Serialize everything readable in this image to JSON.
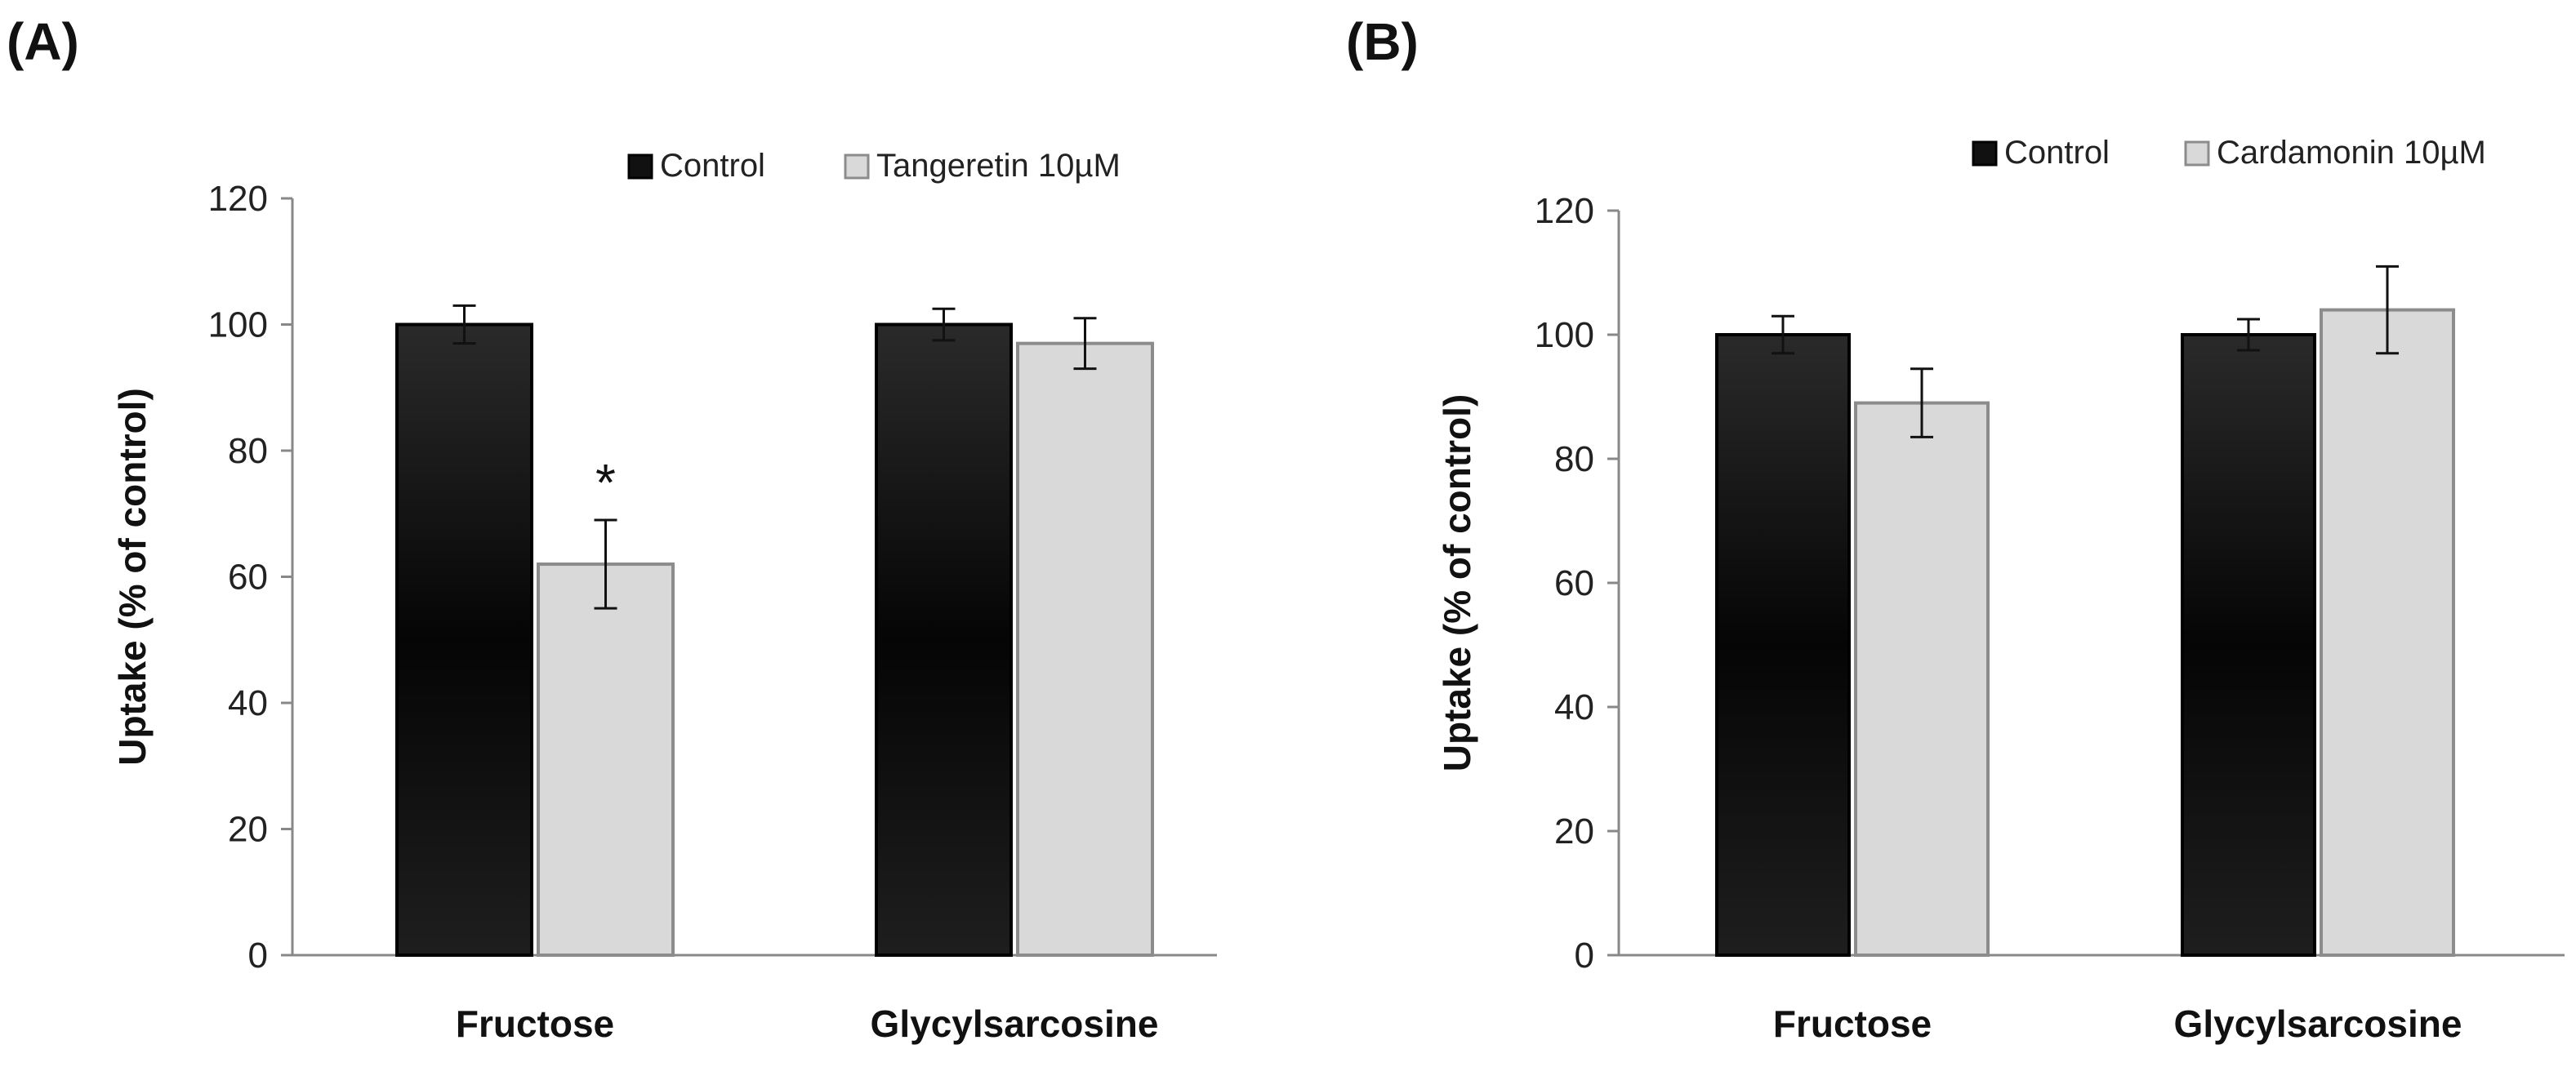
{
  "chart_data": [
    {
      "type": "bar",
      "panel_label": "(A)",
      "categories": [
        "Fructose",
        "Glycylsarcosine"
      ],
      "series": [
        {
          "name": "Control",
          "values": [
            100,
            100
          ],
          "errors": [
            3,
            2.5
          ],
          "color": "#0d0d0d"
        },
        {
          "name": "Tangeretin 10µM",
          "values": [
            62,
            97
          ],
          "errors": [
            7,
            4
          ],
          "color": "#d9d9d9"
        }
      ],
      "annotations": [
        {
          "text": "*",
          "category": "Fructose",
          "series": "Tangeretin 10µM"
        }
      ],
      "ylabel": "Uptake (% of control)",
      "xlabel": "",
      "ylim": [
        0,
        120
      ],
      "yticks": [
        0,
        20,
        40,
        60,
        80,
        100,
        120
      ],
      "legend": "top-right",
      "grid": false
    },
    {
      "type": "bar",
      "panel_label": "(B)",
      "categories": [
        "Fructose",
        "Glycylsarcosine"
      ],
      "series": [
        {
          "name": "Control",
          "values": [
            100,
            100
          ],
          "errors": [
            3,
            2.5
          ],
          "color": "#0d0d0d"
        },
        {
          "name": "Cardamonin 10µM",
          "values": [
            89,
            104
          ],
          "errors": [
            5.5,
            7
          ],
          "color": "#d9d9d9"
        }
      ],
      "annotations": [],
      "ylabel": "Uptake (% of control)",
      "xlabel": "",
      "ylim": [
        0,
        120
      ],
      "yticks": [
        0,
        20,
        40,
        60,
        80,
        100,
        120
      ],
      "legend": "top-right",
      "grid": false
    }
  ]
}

▶ Required work: Each line that contains the string "name" counts once; say how many there are and nothing else.

▶ The answer: 4